— Begin INFORMATION SUPPLIED —

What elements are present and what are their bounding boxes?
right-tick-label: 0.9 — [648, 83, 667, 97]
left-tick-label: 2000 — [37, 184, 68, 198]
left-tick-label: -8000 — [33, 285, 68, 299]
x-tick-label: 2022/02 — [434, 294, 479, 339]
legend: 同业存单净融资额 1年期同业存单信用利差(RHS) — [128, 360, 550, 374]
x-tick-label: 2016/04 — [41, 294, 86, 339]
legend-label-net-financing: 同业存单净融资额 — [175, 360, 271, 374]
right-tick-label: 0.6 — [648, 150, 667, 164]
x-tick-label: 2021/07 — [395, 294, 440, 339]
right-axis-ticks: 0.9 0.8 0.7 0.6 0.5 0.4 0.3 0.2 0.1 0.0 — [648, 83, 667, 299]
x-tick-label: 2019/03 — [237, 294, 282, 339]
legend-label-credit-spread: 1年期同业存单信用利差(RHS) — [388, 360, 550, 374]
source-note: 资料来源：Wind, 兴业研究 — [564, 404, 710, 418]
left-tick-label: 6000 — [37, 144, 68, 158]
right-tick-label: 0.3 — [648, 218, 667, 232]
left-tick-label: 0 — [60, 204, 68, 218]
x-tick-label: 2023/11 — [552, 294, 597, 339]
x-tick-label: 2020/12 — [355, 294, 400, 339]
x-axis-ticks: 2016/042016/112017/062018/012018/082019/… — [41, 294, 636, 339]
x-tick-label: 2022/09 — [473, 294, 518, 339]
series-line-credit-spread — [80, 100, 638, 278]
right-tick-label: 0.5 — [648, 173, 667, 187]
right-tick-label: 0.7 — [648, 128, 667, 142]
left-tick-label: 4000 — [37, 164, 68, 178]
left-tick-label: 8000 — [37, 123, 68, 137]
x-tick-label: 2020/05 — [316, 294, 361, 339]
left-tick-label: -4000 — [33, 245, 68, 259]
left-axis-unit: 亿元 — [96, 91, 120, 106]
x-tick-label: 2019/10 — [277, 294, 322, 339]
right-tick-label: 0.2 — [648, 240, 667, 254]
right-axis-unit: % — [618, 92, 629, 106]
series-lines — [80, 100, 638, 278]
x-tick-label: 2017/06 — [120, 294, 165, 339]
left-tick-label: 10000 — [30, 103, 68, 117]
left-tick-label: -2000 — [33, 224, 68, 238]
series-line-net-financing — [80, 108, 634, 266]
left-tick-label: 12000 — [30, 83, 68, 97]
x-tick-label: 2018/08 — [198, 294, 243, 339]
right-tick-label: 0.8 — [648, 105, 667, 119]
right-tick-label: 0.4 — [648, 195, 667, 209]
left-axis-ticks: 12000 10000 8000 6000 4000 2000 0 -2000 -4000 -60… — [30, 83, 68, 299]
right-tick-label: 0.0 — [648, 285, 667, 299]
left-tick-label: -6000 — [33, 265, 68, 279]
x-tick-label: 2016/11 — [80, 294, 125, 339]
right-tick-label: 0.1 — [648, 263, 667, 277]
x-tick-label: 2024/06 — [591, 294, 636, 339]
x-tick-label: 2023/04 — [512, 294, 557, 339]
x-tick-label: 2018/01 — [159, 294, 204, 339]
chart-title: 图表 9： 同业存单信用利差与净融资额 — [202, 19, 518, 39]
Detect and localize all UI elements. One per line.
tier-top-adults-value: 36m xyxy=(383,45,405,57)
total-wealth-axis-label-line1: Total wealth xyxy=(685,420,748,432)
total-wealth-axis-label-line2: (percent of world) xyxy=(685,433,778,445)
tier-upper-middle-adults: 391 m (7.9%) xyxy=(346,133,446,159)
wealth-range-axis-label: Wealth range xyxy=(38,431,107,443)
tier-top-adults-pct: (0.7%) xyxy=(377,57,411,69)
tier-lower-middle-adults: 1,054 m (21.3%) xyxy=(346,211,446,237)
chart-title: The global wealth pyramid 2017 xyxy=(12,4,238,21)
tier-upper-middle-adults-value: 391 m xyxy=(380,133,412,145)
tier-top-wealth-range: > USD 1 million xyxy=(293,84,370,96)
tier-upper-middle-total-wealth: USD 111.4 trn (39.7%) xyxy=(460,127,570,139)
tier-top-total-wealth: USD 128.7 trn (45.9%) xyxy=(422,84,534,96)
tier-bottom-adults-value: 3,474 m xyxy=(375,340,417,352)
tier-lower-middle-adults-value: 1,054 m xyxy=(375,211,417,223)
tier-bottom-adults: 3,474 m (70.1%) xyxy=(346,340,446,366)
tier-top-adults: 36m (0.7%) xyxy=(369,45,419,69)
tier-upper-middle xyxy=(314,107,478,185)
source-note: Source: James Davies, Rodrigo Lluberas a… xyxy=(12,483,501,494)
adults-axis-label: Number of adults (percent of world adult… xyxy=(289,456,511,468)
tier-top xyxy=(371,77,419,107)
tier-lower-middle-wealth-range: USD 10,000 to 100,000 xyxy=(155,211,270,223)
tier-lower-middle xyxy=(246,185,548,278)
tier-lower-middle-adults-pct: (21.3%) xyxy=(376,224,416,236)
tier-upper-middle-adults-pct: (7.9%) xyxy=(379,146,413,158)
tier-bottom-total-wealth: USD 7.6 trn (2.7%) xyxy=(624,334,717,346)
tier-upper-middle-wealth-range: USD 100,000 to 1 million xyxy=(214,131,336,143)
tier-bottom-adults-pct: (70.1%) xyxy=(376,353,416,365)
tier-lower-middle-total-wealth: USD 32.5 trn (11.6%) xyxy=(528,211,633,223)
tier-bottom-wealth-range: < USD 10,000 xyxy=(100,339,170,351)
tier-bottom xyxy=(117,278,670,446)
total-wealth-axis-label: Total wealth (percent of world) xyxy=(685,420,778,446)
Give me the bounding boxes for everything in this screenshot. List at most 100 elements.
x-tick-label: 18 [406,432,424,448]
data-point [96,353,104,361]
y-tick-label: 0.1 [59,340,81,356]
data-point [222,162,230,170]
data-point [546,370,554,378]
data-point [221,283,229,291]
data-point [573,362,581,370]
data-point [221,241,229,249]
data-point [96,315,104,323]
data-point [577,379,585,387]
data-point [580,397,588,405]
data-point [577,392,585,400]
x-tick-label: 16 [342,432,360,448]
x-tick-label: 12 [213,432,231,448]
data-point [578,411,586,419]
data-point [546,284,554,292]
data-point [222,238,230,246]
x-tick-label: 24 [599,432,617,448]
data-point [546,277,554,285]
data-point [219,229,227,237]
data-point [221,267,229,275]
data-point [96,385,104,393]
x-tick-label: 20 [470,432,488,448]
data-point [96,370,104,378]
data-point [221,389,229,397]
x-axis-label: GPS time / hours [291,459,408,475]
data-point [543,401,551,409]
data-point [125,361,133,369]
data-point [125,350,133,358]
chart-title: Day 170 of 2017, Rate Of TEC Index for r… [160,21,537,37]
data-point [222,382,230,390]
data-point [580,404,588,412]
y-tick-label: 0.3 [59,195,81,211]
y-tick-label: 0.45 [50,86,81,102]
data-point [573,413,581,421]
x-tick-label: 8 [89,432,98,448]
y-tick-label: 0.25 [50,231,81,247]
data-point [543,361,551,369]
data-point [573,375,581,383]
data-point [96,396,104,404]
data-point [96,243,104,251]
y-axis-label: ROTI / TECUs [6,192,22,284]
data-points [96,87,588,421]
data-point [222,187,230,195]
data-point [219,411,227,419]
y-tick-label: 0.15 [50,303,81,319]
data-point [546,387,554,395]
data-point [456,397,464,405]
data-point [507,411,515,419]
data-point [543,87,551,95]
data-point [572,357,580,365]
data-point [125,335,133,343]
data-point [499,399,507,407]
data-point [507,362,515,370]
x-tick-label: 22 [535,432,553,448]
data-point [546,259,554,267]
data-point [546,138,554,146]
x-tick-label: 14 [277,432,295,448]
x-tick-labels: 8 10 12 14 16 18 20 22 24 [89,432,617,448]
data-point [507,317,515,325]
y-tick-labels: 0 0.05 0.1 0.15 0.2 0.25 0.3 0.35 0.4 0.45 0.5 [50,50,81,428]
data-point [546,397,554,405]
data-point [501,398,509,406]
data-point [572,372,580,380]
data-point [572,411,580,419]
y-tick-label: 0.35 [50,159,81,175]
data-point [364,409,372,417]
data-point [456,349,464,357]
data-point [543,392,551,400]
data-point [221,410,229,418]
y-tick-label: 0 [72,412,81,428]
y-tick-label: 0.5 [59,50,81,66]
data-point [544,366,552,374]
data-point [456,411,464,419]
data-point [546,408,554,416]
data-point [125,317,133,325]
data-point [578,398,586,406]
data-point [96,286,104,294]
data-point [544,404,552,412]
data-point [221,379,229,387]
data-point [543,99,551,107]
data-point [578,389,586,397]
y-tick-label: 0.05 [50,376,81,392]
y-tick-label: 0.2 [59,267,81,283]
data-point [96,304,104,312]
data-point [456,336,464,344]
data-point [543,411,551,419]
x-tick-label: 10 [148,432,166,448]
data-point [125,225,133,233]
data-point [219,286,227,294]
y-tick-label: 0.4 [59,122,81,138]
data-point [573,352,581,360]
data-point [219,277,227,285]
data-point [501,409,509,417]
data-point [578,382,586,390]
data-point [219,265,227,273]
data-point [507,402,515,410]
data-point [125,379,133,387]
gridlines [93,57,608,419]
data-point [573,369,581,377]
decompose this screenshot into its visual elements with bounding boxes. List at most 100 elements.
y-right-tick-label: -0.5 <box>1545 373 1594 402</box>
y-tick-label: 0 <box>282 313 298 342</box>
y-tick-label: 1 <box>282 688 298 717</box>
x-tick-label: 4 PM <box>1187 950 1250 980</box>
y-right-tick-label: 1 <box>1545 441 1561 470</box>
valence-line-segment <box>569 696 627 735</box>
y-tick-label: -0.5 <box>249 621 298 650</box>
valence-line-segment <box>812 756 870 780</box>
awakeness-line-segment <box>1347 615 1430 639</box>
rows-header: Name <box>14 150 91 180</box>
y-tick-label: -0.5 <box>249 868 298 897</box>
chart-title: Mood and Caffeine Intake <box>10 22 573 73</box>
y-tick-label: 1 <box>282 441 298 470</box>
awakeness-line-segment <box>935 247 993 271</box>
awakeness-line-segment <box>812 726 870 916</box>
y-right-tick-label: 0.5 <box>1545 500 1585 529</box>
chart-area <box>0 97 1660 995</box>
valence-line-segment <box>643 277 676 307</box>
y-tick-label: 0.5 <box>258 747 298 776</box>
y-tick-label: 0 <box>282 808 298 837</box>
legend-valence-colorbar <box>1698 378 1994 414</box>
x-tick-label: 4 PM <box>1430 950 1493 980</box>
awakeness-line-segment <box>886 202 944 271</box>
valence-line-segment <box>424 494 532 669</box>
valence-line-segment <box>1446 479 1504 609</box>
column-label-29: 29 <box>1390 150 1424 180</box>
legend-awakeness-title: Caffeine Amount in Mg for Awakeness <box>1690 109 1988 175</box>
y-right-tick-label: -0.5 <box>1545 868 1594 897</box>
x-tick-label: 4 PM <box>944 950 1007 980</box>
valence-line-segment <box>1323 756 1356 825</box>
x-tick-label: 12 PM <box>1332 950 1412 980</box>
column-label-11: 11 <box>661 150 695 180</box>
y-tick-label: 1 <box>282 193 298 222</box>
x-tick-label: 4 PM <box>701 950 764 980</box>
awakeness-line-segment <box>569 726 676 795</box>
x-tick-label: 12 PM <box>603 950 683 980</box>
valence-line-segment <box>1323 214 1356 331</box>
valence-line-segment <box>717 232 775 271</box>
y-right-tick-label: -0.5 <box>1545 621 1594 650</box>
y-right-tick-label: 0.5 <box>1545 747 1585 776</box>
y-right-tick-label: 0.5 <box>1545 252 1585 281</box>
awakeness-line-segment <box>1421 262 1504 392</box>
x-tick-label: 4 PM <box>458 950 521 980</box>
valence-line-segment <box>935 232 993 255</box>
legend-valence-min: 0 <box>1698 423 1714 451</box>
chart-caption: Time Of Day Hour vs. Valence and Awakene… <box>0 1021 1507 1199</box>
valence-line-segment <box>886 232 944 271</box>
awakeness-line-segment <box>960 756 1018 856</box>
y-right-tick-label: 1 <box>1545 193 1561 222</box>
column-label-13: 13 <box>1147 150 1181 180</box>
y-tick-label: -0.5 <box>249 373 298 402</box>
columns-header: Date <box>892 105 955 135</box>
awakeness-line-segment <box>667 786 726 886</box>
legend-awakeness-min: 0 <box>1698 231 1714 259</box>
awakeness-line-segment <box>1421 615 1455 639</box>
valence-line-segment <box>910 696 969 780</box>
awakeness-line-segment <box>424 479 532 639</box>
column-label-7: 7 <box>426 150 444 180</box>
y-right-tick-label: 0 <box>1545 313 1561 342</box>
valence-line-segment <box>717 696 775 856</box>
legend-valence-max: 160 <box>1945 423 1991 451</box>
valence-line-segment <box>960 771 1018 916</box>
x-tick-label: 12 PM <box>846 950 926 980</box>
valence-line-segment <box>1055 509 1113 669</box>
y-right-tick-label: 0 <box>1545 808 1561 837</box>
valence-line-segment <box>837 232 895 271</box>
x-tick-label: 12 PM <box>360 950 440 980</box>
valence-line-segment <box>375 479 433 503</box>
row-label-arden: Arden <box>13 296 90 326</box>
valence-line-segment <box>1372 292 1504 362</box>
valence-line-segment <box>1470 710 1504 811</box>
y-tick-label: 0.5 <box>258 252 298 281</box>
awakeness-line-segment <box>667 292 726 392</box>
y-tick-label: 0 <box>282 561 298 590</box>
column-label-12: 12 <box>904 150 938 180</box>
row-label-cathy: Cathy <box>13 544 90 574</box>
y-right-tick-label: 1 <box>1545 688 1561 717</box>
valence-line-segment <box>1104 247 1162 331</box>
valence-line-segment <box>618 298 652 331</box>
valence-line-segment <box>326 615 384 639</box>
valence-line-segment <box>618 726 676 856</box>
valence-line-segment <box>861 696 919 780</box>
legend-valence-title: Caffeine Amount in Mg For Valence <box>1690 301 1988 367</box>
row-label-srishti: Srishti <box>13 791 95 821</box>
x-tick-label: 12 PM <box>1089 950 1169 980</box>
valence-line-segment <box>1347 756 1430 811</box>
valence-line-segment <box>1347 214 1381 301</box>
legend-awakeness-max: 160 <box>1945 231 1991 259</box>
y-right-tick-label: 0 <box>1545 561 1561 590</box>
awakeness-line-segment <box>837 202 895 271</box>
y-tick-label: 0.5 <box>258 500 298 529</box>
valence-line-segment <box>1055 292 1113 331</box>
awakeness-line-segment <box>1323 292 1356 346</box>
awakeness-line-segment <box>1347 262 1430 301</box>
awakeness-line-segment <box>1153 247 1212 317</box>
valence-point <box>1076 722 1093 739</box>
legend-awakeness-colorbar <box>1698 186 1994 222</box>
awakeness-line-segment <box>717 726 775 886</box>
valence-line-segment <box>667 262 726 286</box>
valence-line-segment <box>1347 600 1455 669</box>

— End INFORMATION SUPPLIED —

WHAT THIS TASK INVOLVES: Copy out the data from the start through the line containing "x-tick-label: 2022/02 — [434, 294, 479, 339]", keeping those lines unchanged.

SOLUTION TO THIS EXERCISE:
What elements are present and what are their bounding boxes?
right-tick-label: 0.9 — [648, 83, 667, 97]
left-tick-label: 2000 — [37, 184, 68, 198]
left-tick-label: -8000 — [33, 285, 68, 299]
x-tick-label: 2022/02 — [434, 294, 479, 339]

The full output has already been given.